Goal of the exercise —
Can the data below be echoed back word for word?

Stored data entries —
+---+

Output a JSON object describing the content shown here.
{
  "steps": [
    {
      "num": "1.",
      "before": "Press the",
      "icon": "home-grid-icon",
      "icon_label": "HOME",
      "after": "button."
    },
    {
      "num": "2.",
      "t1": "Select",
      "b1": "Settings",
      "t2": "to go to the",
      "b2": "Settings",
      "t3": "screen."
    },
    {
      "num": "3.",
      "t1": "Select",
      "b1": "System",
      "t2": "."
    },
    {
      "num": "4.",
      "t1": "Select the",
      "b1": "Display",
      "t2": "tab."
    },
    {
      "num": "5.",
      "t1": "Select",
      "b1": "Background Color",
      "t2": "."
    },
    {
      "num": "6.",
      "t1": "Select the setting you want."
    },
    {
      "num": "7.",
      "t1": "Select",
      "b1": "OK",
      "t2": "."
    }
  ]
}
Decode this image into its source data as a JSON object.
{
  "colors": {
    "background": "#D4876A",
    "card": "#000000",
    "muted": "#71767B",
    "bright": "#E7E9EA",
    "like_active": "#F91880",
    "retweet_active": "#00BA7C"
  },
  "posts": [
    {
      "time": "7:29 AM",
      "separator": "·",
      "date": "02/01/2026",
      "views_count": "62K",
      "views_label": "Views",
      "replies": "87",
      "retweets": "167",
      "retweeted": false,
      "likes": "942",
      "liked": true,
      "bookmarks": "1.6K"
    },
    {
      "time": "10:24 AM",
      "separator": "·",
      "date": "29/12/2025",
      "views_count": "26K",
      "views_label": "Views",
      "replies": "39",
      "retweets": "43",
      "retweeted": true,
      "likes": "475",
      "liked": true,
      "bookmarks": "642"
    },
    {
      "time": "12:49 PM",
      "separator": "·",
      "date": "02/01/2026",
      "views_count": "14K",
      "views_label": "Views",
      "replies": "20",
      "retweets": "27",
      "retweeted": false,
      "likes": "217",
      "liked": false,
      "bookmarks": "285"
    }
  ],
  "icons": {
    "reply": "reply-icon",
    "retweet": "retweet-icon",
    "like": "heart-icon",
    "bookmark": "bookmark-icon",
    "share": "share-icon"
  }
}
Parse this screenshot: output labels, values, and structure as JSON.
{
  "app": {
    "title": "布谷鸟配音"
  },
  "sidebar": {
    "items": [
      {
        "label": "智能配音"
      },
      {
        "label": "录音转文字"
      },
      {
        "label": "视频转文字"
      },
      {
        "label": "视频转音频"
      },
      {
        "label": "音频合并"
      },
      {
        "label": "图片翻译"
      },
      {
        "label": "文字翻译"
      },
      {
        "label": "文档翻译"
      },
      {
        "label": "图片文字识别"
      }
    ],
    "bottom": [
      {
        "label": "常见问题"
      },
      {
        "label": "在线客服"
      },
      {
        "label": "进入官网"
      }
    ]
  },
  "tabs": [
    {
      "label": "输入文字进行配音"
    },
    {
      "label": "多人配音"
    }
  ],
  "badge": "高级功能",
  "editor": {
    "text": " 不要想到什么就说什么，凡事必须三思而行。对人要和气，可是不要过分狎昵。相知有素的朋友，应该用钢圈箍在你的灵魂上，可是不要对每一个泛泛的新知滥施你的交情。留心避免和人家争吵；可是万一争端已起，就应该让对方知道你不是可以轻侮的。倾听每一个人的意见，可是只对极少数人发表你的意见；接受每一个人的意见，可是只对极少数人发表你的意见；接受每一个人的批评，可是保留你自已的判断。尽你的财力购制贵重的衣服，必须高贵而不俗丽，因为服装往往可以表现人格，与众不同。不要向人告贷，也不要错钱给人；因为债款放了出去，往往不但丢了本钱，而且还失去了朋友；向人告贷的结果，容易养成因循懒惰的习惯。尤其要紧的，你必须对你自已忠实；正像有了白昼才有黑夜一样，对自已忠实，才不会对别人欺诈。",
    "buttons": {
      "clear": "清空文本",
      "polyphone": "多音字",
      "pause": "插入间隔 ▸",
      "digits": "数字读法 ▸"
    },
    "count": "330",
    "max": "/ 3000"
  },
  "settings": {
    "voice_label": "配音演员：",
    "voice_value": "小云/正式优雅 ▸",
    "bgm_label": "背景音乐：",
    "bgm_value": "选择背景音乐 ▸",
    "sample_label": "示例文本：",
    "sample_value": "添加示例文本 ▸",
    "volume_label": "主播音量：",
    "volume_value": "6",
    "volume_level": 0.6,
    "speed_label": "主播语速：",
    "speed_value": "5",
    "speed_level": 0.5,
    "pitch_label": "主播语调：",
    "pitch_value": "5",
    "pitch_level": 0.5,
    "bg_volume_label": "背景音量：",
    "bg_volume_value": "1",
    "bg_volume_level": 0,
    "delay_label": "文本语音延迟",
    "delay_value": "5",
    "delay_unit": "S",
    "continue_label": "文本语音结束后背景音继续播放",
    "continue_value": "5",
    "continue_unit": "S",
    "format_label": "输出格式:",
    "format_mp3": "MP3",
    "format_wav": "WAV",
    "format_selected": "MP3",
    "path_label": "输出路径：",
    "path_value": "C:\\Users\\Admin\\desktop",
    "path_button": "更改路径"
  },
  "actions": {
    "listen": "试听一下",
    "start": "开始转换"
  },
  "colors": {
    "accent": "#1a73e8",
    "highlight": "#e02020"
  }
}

+---+

Answer to the problem —
Output a JSON object describing the content shown here.
{
  "steps": [
    {
      "num": "1.",
      "before": "Press the",
      "icon": "home-grid-icon",
      "icon_label": "HOME",
      "after": "button."
    },
    {
      "num": "2.",
      "t1": "Select",
      "b1": "Settings",
      "t2": "to go to the",
      "b2": "Settings",
      "t3": "screen."
    },
    {
      "num": "3.",
      "t1": "Select",
      "b1": "System",
      "t2": "."
    },
    {
      "num": "4.",
      "t1": "Select the",
      "b1": "Display",
      "t2": "tab."
    },
    {
      "num": "5.",
      "t1": "Select",
      "b1": "Background Color",
      "t2": "."
    },
    {
      "num": "6.",
      "t1": "Select the setting you want."
    },
    {
      "num": "7.",
      "t1": "Select",
      "b1": "OK",
      "t2": "."
    }
  ]
}
Decode this image into its source data as a JSON object.
{
  "colors": {
    "background": "#D4876A",
    "card": "#000000",
    "muted": "#71767B",
    "bright": "#E7E9EA",
    "like_active": "#F91880",
    "retweet_active": "#00BA7C"
  },
  "posts": [
    {
      "time": "7:29 AM",
      "separator": "·",
      "date": "02/01/2026",
      "views_count": "62K",
      "views_label": "Views",
      "replies": "87",
      "retweets": "167",
      "retweeted": false,
      "likes": "942",
      "liked": true,
      "bookmarks": "1.6K"
    },
    {
      "time": "10:24 AM",
      "separator": "·",
      "date": "29/12/2025",
      "views_count": "26K",
      "views_label": "Views",
      "replies": "39",
      "retweets": "43",
      "retweeted": true,
      "likes": "475",
      "liked": true,
      "bookmarks": "642"
    },
    {
      "time": "12:49 PM",
      "separator": "·",
      "date": "02/01/2026",
      "views_count": "14K",
      "views_label": "Views",
      "replies": "20",
      "retweets": "27",
      "retweeted": false,
      "likes": "217",
      "liked": false,
      "bookmarks": "285"
    }
  ],
  "icons": {
    "reply": "reply-icon",
    "retweet": "retweet-icon",
    "like": "heart-icon",
    "bookmark": "bookmark-icon",
    "share": "share-icon"
  }
}
Parse this screenshot: output labels, values, and structure as JSON.
{
  "app": {
    "title": "布谷鸟配音"
  },
  "sidebar": {
    "items": [
      {
        "label": "智能配音"
      },
      {
        "label": "录音转文字"
      },
      {
        "label": "视频转文字"
      },
      {
        "label": "视频转音频"
      },
      {
        "label": "音频合并"
      },
      {
        "label": "图片翻译"
      },
      {
        "label": "文字翻译"
      },
      {
        "label": "文档翻译"
      },
      {
        "label": "图片文字识别"
      }
    ],
    "bottom": [
      {
        "label": "常见问题"
      },
      {
        "label": "在线客服"
      },
      {
        "label": "进入官网"
      }
    ]
  },
  "tabs": [
    {
      "label": "输入文字进行配音"
    },
    {
      "label": "多人配音"
    }
  ],
  "badge": "高级功能",
  "editor": {
    "text": " 不要想到什么就说什么，凡事必须三思而行。对人要和气，可是不要过分狎昵。相知有素的朋友，应该用钢圈箍在你的灵魂上，可是不要对每一个泛泛的新知滥施你的交情。留心避免和人家争吵；可是万一争端已起，就应该让对方知道你不是可以轻侮的。倾听每一个人的意见，可是只对极少数人发表你的意见；接受每一个人的意见，可是只对极少数人发表你的意见；接受每一个人的批评，可是保留你自已的判断。尽你的财力购制贵重的衣服，必须高贵而不俗丽，因为服装往往可以表现人格，与众不同。不要向人告贷，也不要错钱给人；因为债款放了出去，往往不但丢了本钱，而且还失去了朋友；向人告贷的结果，容易养成因循懒惰的习惯。尤其要紧的，你必须对你自已忠实；正像有了白昼才有黑夜一样，对自已忠实，才不会对别人欺诈。",
    "buttons": {
      "clear": "清空文本",
      "polyphone": "多音字",
      "pause": "插入间隔 ▸",
      "digits": "数字读法 ▸"
    },
    "count": "330",
    "max": "/ 3000"
  },
  "settings": {
    "voice_label": "配音演员：",
    "voice_value": "小云/正式优雅 ▸",
    "bgm_label": "背景音乐：",
    "bgm_value": "选择背景音乐 ▸",
    "sample_label": "示例文本：",
    "sample_value": "添加示例文本 ▸",
    "volume_label": "主播音量：",
    "volume_value": "6",
    "volume_level": 0.6,
    "speed_label": "主播语速：",
    "speed_value": "5",
    "speed_level": 0.5,
    "pitch_label": "主播语调：",
    "pitch_value": "5",
    "pitch_level": 0.5,
    "bg_volume_label": "背景音量：",
    "bg_volume_value": "1",
    "bg_volume_level": 0,
    "delay_label": "文本语音延迟",
    "delay_value": "5",
    "delay_unit": "S",
    "continue_label": "文本语音结束后背景音继续播放",
    "continue_value": "5",
    "continue_unit": "S",
    "format_label": "输出格式:",
    "format_mp3": "MP3",
    "format_wav": "WAV",
    "format_selected": "MP3",
    "path_label": "输出路径：",
    "path_value": "C:\\Users\\Admin\\desktop",
    "path_button": "更改路径"
  },
  "actions": {
    "listen": "试听一下",
    "start": "开始转换"
  },
  "colors": {
    "accent": "#1a73e8",
    "highlight": "#e02020"
  }
}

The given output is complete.